WRITTEN REQUEST. Give all of the lines again exactly as they read.

## BEGIN EXERCISE DATA

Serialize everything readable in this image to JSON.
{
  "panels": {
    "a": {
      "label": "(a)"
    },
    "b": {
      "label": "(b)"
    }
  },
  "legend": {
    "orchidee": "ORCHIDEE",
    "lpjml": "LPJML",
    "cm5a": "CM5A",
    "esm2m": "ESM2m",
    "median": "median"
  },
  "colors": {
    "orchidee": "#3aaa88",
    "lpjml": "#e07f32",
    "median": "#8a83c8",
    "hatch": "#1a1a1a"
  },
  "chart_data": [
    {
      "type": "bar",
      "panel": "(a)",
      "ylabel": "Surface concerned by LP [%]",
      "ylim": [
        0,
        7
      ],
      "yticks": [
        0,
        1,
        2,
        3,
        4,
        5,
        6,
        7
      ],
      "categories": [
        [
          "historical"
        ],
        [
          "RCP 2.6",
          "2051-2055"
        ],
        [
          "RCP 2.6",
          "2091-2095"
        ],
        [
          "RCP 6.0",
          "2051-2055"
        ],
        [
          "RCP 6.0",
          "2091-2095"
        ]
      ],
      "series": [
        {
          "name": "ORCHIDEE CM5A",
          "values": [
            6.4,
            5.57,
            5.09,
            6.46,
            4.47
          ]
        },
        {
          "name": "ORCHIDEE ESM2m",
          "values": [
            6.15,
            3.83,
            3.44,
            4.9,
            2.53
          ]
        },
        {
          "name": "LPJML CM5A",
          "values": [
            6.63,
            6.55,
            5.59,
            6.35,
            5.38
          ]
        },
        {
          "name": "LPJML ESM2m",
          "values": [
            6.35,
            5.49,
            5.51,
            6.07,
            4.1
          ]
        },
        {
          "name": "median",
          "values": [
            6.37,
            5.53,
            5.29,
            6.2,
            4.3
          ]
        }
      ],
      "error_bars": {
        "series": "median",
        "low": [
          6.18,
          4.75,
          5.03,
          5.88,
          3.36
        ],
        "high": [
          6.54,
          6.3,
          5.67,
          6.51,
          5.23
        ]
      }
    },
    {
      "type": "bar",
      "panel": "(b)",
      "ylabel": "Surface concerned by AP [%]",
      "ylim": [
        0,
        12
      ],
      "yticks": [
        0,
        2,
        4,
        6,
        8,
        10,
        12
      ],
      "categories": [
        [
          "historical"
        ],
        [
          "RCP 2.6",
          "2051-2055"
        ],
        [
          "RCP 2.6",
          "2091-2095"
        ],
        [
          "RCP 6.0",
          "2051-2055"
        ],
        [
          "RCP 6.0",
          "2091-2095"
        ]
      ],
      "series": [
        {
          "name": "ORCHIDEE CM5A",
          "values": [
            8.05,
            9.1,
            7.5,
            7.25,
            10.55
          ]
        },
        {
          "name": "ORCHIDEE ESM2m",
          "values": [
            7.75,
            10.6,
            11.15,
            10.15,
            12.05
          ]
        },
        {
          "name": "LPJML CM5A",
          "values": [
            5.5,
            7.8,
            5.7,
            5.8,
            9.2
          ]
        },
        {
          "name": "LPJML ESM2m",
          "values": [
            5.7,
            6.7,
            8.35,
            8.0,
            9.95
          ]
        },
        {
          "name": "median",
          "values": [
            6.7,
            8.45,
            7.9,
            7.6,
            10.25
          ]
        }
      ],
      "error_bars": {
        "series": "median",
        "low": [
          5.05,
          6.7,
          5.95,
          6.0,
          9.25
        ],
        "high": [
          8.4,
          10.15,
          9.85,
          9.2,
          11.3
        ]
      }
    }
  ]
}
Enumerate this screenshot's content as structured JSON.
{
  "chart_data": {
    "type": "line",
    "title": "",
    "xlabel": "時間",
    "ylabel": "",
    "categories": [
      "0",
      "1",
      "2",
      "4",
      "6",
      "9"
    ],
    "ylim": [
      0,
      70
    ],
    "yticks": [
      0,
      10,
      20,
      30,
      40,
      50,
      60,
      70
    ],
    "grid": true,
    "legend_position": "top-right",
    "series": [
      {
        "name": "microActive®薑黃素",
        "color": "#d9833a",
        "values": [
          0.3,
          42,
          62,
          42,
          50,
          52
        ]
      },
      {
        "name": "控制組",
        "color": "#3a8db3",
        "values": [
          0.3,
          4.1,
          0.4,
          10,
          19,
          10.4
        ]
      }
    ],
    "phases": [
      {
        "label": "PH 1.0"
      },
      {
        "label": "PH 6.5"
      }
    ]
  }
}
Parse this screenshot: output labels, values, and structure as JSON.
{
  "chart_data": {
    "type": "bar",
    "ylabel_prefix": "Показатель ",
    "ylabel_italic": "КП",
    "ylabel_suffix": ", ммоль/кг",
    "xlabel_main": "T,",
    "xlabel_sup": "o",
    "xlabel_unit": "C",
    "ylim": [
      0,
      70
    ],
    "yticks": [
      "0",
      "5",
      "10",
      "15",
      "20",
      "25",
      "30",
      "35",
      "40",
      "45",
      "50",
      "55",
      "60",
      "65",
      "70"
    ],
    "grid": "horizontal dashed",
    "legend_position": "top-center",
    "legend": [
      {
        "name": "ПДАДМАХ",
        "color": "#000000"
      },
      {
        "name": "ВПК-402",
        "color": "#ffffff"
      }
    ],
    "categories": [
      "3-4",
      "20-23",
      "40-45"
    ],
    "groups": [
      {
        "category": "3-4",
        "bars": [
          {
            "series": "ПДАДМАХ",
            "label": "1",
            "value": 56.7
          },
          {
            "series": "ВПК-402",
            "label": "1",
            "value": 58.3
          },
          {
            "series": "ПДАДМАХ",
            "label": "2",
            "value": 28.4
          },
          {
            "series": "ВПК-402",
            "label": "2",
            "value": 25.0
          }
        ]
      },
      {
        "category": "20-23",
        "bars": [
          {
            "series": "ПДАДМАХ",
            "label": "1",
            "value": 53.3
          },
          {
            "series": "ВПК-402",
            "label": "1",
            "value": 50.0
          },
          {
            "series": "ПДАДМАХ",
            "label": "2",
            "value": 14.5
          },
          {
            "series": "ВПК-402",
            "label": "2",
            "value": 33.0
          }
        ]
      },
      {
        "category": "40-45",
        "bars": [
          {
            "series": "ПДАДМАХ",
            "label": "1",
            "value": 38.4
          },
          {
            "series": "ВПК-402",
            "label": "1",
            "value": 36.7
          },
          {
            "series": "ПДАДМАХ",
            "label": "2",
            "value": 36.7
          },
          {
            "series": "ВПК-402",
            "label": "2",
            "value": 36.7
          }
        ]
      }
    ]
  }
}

## END EXERCISE DATA

EXERCISE RESPONSE.
Serialize everything readable in this image to JSON.
{
  "panels": {
    "a": {
      "label": "(a)"
    },
    "b": {
      "label": "(b)"
    }
  },
  "legend": {
    "orchidee": "ORCHIDEE",
    "lpjml": "LPJML",
    "cm5a": "CM5A",
    "esm2m": "ESM2m",
    "median": "median"
  },
  "colors": {
    "orchidee": "#3aaa88",
    "lpjml": "#e07f32",
    "median": "#8a83c8",
    "hatch": "#1a1a1a"
  },
  "chart_data": [
    {
      "type": "bar",
      "panel": "(a)",
      "ylabel": "Surface concerned by LP [%]",
      "ylim": [
        0,
        7
      ],
      "yticks": [
        0,
        1,
        2,
        3,
        4,
        5,
        6,
        7
      ],
      "categories": [
        [
          "historical"
        ],
        [
          "RCP 2.6",
          "2051-2055"
        ],
        [
          "RCP 2.6",
          "2091-2095"
        ],
        [
          "RCP 6.0",
          "2051-2055"
        ],
        [
          "RCP 6.0",
          "2091-2095"
        ]
      ],
      "series": [
        {
          "name": "ORCHIDEE CM5A",
          "values": [
            6.4,
            5.57,
            5.09,
            6.46,
            4.47
          ]
        },
        {
          "name": "ORCHIDEE ESM2m",
          "values": [
            6.15,
            3.83,
            3.44,
            4.9,
            2.53
          ]
        },
        {
          "name": "LPJML CM5A",
          "values": [
            6.63,
            6.55,
            5.59,
            6.35,
            5.38
          ]
        },
        {
          "name": "LPJML ESM2m",
          "values": [
            6.35,
            5.49,
            5.51,
            6.07,
            4.1
          ]
        },
        {
          "name": "median",
          "values": [
            6.37,
            5.53,
            5.29,
            6.2,
            4.3
          ]
        }
      ],
      "error_bars": {
        "series": "median",
        "low": [
          6.18,
          4.75,
          5.03,
          5.88,
          3.36
        ],
        "high": [
          6.54,
          6.3,
          5.67,
          6.51,
          5.23
        ]
      }
    },
    {
      "type": "bar",
      "panel": "(b)",
      "ylabel": "Surface concerned by AP [%]",
      "ylim": [
        0,
        12
      ],
      "yticks": [
        0,
        2,
        4,
        6,
        8,
        10,
        12
      ],
      "categories": [
        [
          "historical"
        ],
        [
          "RCP 2.6",
          "2051-2055"
        ],
        [
          "RCP 2.6",
          "2091-2095"
        ],
        [
          "RCP 6.0",
          "2051-2055"
        ],
        [
          "RCP 6.0",
          "2091-2095"
        ]
      ],
      "series": [
        {
          "name": "ORCHIDEE CM5A",
          "values": [
            8.05,
            9.1,
            7.5,
            7.25,
            10.55
          ]
        },
        {
          "name": "ORCHIDEE ESM2m",
          "values": [
            7.75,
            10.6,
            11.15,
            10.15,
            12.05
          ]
        },
        {
          "name": "LPJML CM5A",
          "values": [
            5.5,
            7.8,
            5.7,
            5.8,
            9.2
          ]
        },
        {
          "name": "LPJML ESM2m",
          "values": [
            5.7,
            6.7,
            8.35,
            8.0,
            9.95
          ]
        },
        {
          "name": "median",
          "values": [
            6.7,
            8.45,
            7.9,
            7.6,
            10.25
          ]
        }
      ],
      "error_bars": {
        "series": "median",
        "low": [
          5.05,
          6.7,
          5.95,
          6.0,
          9.25
        ],
        "high": [
          8.4,
          10.15,
          9.85,
          9.2,
          11.3
        ]
      }
    }
  ]
}
Enumerate this screenshot's content as structured JSON.
{
  "chart_data": {
    "type": "line",
    "title": "",
    "xlabel": "時間",
    "ylabel": "",
    "categories": [
      "0",
      "1",
      "2",
      "4",
      "6",
      "9"
    ],
    "ylim": [
      0,
      70
    ],
    "yticks": [
      0,
      10,
      20,
      30,
      40,
      50,
      60,
      70
    ],
    "grid": true,
    "legend_position": "top-right",
    "series": [
      {
        "name": "microActive®薑黃素",
        "color": "#d9833a",
        "values": [
          0.3,
          42,
          62,
          42,
          50,
          52
        ]
      },
      {
        "name": "控制組",
        "color": "#3a8db3",
        "values": [
          0.3,
          4.1,
          0.4,
          10,
          19,
          10.4
        ]
      }
    ],
    "phases": [
      {
        "label": "PH 1.0"
      },
      {
        "label": "PH 6.5"
      }
    ]
  }
}
Parse this screenshot: output labels, values, and structure as JSON.
{
  "chart_data": {
    "type": "bar",
    "ylabel_prefix": "Показатель ",
    "ylabel_italic": "КП",
    "ylabel_suffix": ", ммоль/кг",
    "xlabel_main": "T,",
    "xlabel_sup": "o",
    "xlabel_unit": "C",
    "ylim": [
      0,
      70
    ],
    "yticks": [
      "0",
      "5",
      "10",
      "15",
      "20",
      "25",
      "30",
      "35",
      "40",
      "45",
      "50",
      "55",
      "60",
      "65",
      "70"
    ],
    "grid": "horizontal dashed",
    "legend_position": "top-center",
    "legend": [
      {
        "name": "ПДАДМАХ",
        "color": "#000000"
      },
      {
        "name": "ВПК-402",
        "color": "#ffffff"
      }
    ],
    "categories": [
      "3-4",
      "20-23",
      "40-45"
    ],
    "groups": [
      {
        "category": "3-4",
        "bars": [
          {
            "series": "ПДАДМАХ",
            "label": "1",
            "value": 56.7
          },
          {
            "series": "ВПК-402",
            "label": "1",
            "value": 58.3
          },
          {
            "series": "ПДАДМАХ",
            "label": "2",
            "value": 28.4
          },
          {
            "series": "ВПК-402",
            "label": "2",
            "value": 25.0
          }
        ]
      },
      {
        "category": "20-23",
        "bars": [
          {
            "series": "ПДАДМАХ",
            "label": "1",
            "value": 53.3
          },
          {
            "series": "ВПК-402",
            "label": "1",
            "value": 50.0
          },
          {
            "series": "ПДАДМАХ",
            "label": "2",
            "value": 14.5
          },
          {
            "series": "ВПК-402",
            "label": "2",
            "value": 33.0
          }
        ]
      },
      {
        "category": "40-45",
        "bars": [
          {
            "series": "ПДАДМАХ",
            "label": "1",
            "value": 38.4
          },
          {
            "series": "ВПК-402",
            "label": "1",
            "value": 36.7
          },
          {
            "series": "ПДАДМАХ",
            "label": "2",
            "value": 36.7
          },
          {
            "series": "ВПК-402",
            "label": "2",
            "value": 36.7
          }
        ]
      }
    ]
  }
}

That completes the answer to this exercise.